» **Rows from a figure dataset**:
━━━

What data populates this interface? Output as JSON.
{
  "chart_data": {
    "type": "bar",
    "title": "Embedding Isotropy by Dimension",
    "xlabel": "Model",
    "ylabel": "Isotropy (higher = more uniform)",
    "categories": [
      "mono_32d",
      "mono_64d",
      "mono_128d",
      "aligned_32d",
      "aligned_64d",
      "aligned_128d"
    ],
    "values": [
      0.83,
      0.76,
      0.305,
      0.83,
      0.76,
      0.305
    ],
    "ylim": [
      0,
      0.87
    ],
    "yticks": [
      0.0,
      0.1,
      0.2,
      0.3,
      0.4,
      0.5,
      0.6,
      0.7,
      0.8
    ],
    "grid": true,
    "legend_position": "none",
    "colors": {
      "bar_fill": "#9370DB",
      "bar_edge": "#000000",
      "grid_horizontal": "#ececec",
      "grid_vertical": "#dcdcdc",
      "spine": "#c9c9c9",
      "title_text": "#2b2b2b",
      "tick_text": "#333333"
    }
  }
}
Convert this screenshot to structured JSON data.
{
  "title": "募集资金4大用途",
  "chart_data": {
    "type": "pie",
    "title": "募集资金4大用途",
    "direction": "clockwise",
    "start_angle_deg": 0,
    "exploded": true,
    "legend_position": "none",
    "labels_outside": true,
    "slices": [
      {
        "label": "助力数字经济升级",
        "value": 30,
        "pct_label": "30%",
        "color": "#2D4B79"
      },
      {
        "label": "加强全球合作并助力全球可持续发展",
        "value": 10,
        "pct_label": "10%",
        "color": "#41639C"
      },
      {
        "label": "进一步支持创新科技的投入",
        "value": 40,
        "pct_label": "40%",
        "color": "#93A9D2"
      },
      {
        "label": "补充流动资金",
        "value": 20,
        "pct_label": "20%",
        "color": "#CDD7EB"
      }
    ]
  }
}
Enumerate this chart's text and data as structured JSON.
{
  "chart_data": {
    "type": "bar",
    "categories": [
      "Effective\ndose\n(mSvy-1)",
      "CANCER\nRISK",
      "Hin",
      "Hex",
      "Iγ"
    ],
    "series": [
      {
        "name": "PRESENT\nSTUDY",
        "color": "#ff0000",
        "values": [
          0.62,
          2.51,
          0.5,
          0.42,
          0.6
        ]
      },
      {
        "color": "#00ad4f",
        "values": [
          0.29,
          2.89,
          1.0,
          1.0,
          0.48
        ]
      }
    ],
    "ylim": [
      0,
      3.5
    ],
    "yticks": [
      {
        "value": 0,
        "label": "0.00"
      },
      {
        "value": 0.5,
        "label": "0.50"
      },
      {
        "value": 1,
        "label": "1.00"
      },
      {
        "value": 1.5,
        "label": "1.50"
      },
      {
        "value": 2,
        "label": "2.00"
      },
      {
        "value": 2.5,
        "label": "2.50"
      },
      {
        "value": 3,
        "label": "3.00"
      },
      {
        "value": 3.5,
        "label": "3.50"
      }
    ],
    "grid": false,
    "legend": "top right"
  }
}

━━━

» **EXERCISE BRIEF**: Quote exactly and only the lines from the one holding "Enumerate this chart's" through the end of the data.

» **REPLY**:
Enumerate this chart's text and data as structured JSON.
{
  "chart_data": {
    "type": "bar",
    "categories": [
      "Effective\ndose\n(mSvy-1)",
      "CANCER\nRISK",
      "Hin",
      "Hex",
      "Iγ"
    ],
    "series": [
      {
        "name": "PRESENT\nSTUDY",
        "color": "#ff0000",
        "values": [
          0.62,
          2.51,
          0.5,
          0.42,
          0.6
        ]
      },
      {
        "color": "#00ad4f",
        "values": [
          0.29,
          2.89,
          1.0,
          1.0,
          0.48
        ]
      }
    ],
    "ylim": [
      0,
      3.5
    ],
    "yticks": [
      {
        "value": 0,
        "label": "0.00"
      },
      {
        "value": 0.5,
        "label": "0.50"
      },
      {
        "value": 1,
        "label": "1.00"
      },
      {
        "value": 1.5,
        "label": "1.50"
      },
      {
        "value": 2,
        "label": "2.00"
      },
      {
        "value": 2.5,
        "label": "2.50"
      },
      {
        "value": 3,
        "label": "3.00"
      },
      {
        "value": 3.5,
        "label": "3.50"
      }
    ],
    "grid": false,
    "legend": "top right"
  }
}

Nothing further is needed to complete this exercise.